> _Stated goal_
Rewrite the records below, swapping every "Мужчины" for "Men" and leaving everything else as it is.
***** Exercise data
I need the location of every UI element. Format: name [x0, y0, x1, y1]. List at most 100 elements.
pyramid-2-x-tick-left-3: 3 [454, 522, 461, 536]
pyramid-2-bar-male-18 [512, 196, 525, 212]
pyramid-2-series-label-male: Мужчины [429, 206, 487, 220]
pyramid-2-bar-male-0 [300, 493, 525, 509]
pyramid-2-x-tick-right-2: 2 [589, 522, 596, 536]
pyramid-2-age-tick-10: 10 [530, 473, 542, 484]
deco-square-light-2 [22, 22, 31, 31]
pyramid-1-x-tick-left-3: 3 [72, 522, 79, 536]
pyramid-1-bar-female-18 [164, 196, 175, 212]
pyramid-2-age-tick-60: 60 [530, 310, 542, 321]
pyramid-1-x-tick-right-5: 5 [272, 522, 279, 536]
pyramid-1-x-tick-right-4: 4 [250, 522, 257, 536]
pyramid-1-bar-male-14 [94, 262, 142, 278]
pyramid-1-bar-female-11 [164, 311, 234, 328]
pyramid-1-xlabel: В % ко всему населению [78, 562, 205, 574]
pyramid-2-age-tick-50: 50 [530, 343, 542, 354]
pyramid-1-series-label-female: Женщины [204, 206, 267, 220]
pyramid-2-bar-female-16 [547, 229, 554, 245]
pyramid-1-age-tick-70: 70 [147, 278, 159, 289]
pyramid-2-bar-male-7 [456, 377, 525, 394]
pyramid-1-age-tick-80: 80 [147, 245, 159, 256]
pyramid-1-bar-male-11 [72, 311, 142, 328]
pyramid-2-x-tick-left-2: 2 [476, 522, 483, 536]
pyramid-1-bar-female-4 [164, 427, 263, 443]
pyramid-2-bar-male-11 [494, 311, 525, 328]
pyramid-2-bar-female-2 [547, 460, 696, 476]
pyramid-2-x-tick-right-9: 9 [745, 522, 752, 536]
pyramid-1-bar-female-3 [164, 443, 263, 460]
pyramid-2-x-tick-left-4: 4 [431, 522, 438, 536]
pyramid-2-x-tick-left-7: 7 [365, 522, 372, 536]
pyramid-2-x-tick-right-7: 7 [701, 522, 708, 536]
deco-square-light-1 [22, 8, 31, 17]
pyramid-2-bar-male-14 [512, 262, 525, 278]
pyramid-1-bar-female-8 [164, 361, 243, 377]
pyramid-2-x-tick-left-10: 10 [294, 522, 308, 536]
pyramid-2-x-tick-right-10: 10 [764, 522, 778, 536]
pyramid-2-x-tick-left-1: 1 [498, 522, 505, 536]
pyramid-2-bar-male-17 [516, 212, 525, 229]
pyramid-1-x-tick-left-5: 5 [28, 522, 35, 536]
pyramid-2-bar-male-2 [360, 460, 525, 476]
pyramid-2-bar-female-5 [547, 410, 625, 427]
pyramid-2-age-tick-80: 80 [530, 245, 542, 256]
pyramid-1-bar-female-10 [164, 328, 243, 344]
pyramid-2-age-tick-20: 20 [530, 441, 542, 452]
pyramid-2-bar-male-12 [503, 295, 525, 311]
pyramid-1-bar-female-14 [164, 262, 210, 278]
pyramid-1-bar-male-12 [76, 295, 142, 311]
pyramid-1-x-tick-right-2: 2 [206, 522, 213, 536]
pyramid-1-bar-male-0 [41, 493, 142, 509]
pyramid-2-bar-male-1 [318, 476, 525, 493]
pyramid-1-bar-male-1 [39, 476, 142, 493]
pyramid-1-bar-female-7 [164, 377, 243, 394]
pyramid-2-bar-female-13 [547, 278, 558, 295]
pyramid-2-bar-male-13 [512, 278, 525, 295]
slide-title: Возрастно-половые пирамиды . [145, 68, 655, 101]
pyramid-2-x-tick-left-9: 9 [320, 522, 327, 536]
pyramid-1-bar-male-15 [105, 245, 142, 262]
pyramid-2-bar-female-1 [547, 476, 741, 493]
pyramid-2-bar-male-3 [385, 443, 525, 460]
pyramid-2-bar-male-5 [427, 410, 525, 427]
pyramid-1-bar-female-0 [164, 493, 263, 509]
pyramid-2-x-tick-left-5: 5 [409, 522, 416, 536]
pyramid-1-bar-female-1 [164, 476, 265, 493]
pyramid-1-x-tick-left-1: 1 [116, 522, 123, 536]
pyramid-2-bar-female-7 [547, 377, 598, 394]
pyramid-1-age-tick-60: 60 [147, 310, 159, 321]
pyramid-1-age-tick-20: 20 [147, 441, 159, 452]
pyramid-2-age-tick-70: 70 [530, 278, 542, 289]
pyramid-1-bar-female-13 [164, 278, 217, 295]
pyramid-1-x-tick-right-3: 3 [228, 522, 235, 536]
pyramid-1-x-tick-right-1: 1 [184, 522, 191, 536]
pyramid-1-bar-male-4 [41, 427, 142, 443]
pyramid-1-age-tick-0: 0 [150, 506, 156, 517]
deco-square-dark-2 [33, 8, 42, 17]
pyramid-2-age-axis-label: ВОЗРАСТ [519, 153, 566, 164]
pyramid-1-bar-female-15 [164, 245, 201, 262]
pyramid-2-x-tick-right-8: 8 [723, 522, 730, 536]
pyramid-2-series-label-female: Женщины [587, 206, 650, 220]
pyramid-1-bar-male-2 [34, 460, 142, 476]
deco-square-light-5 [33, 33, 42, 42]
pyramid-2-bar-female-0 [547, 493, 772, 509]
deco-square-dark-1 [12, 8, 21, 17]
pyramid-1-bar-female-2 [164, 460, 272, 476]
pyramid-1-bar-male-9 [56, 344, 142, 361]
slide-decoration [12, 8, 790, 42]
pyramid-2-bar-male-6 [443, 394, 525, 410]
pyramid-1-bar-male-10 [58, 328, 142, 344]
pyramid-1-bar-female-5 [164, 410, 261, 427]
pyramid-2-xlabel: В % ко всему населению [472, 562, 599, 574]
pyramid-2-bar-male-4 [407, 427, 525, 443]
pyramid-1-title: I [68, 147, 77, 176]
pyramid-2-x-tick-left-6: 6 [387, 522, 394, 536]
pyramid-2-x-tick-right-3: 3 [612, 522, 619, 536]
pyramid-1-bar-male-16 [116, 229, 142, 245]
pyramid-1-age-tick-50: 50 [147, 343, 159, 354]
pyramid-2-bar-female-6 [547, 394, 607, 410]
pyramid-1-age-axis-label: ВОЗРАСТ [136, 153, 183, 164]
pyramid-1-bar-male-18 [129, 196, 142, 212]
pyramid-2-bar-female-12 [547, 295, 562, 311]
**********
> _Exercise answer_
I need the location of every UI element. Format: name [x0, y0, x1, y1]. List at most 100 elements.
pyramid-2-x-tick-left-3: 3 [454, 522, 461, 536]
pyramid-2-bar-male-18 [512, 196, 525, 212]
pyramid-2-series-label-male: Men [429, 206, 487, 220]
pyramid-2-bar-male-0 [300, 493, 525, 509]
pyramid-2-x-tick-right-2: 2 [589, 522, 596, 536]
pyramid-2-age-tick-10: 10 [530, 473, 542, 484]
deco-square-light-2 [22, 22, 31, 31]
pyramid-1-x-tick-left-3: 3 [72, 522, 79, 536]
pyramid-1-bar-female-18 [164, 196, 175, 212]
pyramid-2-age-tick-60: 60 [530, 310, 542, 321]
pyramid-1-x-tick-right-5: 5 [272, 522, 279, 536]
pyramid-1-x-tick-right-4: 4 [250, 522, 257, 536]
pyramid-1-bar-male-14 [94, 262, 142, 278]
pyramid-1-bar-female-11 [164, 311, 234, 328]
pyramid-1-xlabel: В % ко всему населению [78, 562, 205, 574]
pyramid-2-age-tick-50: 50 [530, 343, 542, 354]
pyramid-1-series-label-female: Женщины [204, 206, 267, 220]
pyramid-2-bar-female-16 [547, 229, 554, 245]
pyramid-1-age-tick-70: 70 [147, 278, 159, 289]
pyramid-2-bar-male-7 [456, 377, 525, 394]
pyramid-1-age-tick-80: 80 [147, 245, 159, 256]
pyramid-1-bar-male-11 [72, 311, 142, 328]
pyramid-2-x-tick-left-2: 2 [476, 522, 483, 536]
pyramid-1-bar-female-4 [164, 427, 263, 443]
pyramid-2-bar-male-11 [494, 311, 525, 328]
pyramid-2-bar-female-2 [547, 460, 696, 476]
pyramid-2-x-tick-right-9: 9 [745, 522, 752, 536]
pyramid-1-bar-female-3 [164, 443, 263, 460]
pyramid-2-x-tick-left-4: 4 [431, 522, 438, 536]
pyramid-2-x-tick-left-7: 7 [365, 522, 372, 536]
pyramid-2-x-tick-right-7: 7 [701, 522, 708, 536]
deco-square-light-1 [22, 8, 31, 17]
pyramid-2-bar-male-14 [512, 262, 525, 278]
pyramid-1-bar-female-8 [164, 361, 243, 377]
pyramid-2-x-tick-left-10: 10 [294, 522, 308, 536]
pyramid-2-x-tick-right-10: 10 [764, 522, 778, 536]
pyramid-2-x-tick-left-1: 1 [498, 522, 505, 536]
pyramid-2-bar-male-17 [516, 212, 525, 229]
pyramid-1-x-tick-left-5: 5 [28, 522, 35, 536]
pyramid-2-bar-male-2 [360, 460, 525, 476]
pyramid-2-bar-female-5 [547, 410, 625, 427]
pyramid-2-age-tick-80: 80 [530, 245, 542, 256]
pyramid-1-bar-female-10 [164, 328, 243, 344]
pyramid-2-age-tick-20: 20 [530, 441, 542, 452]
pyramid-2-bar-male-12 [503, 295, 525, 311]
pyramid-1-bar-female-14 [164, 262, 210, 278]
pyramid-1-bar-male-12 [76, 295, 142, 311]
pyramid-1-x-tick-right-2: 2 [206, 522, 213, 536]
pyramid-1-bar-male-0 [41, 493, 142, 509]
pyramid-2-bar-male-1 [318, 476, 525, 493]
pyramid-1-bar-male-1 [39, 476, 142, 493]
pyramid-1-bar-female-7 [164, 377, 243, 394]
pyramid-2-bar-female-13 [547, 278, 558, 295]
pyramid-2-bar-male-13 [512, 278, 525, 295]
slide-title: Возрастно-половые пирамиды . [145, 68, 655, 101]
pyramid-2-x-tick-left-9: 9 [320, 522, 327, 536]
pyramid-1-bar-male-15 [105, 245, 142, 262]
pyramid-2-bar-female-1 [547, 476, 741, 493]
pyramid-2-bar-male-3 [385, 443, 525, 460]
pyramid-2-bar-male-5 [427, 410, 525, 427]
pyramid-1-bar-female-0 [164, 493, 263, 509]
pyramid-2-x-tick-left-5: 5 [409, 522, 416, 536]
pyramid-1-bar-female-1 [164, 476, 265, 493]
pyramid-1-x-tick-left-1: 1 [116, 522, 123, 536]
pyramid-2-bar-female-7 [547, 377, 598, 394]
pyramid-1-age-tick-60: 60 [147, 310, 159, 321]
pyramid-1-age-tick-20: 20 [147, 441, 159, 452]
pyramid-2-age-tick-70: 70 [530, 278, 542, 289]
pyramid-1-bar-female-13 [164, 278, 217, 295]
pyramid-1-x-tick-right-3: 3 [228, 522, 235, 536]
pyramid-1-x-tick-right-1: 1 [184, 522, 191, 536]
pyramid-1-bar-male-4 [41, 427, 142, 443]
pyramid-1-age-tick-0: 0 [150, 506, 156, 517]
deco-square-dark-2 [33, 8, 42, 17]
pyramid-2-age-axis-label: ВОЗРАСТ [519, 153, 566, 164]
pyramid-1-bar-female-15 [164, 245, 201, 262]
pyramid-2-x-tick-right-8: 8 [723, 522, 730, 536]
pyramid-2-series-label-female: Женщины [587, 206, 650, 220]
pyramid-1-bar-male-2 [34, 460, 142, 476]
deco-square-light-5 [33, 33, 42, 42]
pyramid-2-bar-female-0 [547, 493, 772, 509]
deco-square-dark-1 [12, 8, 21, 17]
pyramid-1-bar-female-2 [164, 460, 272, 476]
pyramid-1-bar-male-9 [56, 344, 142, 361]
slide-decoration [12, 8, 790, 42]
pyramid-2-bar-male-6 [443, 394, 525, 410]
pyramid-1-bar-male-10 [58, 328, 142, 344]
pyramid-1-bar-female-5 [164, 410, 261, 427]
pyramid-2-xlabel: В % ко всему населению [472, 562, 599, 574]
pyramid-2-bar-male-4 [407, 427, 525, 443]
pyramid-1-title: I [68, 147, 77, 176]
pyramid-2-x-tick-left-6: 6 [387, 522, 394, 536]
pyramid-2-x-tick-right-3: 3 [612, 522, 619, 536]
pyramid-1-bar-male-16 [116, 229, 142, 245]
pyramid-1-age-tick-50: 50 [147, 343, 159, 354]
pyramid-2-bar-female-6 [547, 394, 607, 410]
pyramid-1-age-axis-label: ВОЗРАСТ [136, 153, 183, 164]
pyramid-1-bar-male-18 [129, 196, 142, 212]
pyramid-2-bar-female-12 [547, 295, 562, 311]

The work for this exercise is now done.